(Dataset items)

* Start *

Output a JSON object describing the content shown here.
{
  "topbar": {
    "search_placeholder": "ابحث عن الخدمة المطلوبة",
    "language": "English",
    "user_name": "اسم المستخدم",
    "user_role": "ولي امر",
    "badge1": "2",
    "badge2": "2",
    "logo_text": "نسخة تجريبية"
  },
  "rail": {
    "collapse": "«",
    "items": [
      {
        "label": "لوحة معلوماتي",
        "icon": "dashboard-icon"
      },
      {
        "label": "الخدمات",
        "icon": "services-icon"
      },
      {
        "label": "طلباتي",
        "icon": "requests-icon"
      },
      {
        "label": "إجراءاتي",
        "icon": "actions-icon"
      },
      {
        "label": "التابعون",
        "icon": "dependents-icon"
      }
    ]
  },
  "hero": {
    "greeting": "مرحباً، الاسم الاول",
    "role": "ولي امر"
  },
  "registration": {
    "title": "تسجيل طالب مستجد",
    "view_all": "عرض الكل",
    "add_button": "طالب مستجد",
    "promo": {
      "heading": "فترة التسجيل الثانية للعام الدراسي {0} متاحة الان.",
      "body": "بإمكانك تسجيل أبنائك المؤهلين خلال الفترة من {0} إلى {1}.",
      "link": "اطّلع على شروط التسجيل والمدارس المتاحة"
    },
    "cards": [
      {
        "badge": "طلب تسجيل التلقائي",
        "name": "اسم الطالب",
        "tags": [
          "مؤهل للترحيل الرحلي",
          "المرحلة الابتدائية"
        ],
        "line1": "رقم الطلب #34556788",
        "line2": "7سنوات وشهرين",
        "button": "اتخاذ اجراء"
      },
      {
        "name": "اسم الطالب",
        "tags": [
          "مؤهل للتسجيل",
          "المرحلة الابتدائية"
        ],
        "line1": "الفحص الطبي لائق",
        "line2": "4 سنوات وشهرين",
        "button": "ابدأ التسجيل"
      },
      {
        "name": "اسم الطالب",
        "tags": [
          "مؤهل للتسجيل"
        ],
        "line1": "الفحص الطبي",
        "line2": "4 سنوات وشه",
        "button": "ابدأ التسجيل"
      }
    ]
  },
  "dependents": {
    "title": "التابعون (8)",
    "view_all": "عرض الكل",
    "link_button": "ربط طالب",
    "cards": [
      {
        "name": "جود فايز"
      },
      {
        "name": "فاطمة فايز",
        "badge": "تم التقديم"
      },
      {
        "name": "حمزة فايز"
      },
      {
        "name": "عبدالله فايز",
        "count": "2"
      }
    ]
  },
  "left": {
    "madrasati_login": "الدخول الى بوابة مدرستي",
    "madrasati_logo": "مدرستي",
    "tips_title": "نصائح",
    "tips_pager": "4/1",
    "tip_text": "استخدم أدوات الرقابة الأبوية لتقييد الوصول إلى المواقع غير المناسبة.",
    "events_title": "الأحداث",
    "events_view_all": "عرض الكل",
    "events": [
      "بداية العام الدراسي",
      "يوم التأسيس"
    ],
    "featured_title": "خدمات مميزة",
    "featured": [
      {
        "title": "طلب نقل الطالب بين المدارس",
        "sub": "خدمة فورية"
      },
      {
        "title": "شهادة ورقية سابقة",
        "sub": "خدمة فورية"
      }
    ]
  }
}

* End *

*YOUR INSTRUCTIONS*:
Exactly how many lines contain "الطبي"? State the number and nothing else.

*REPLY*:
2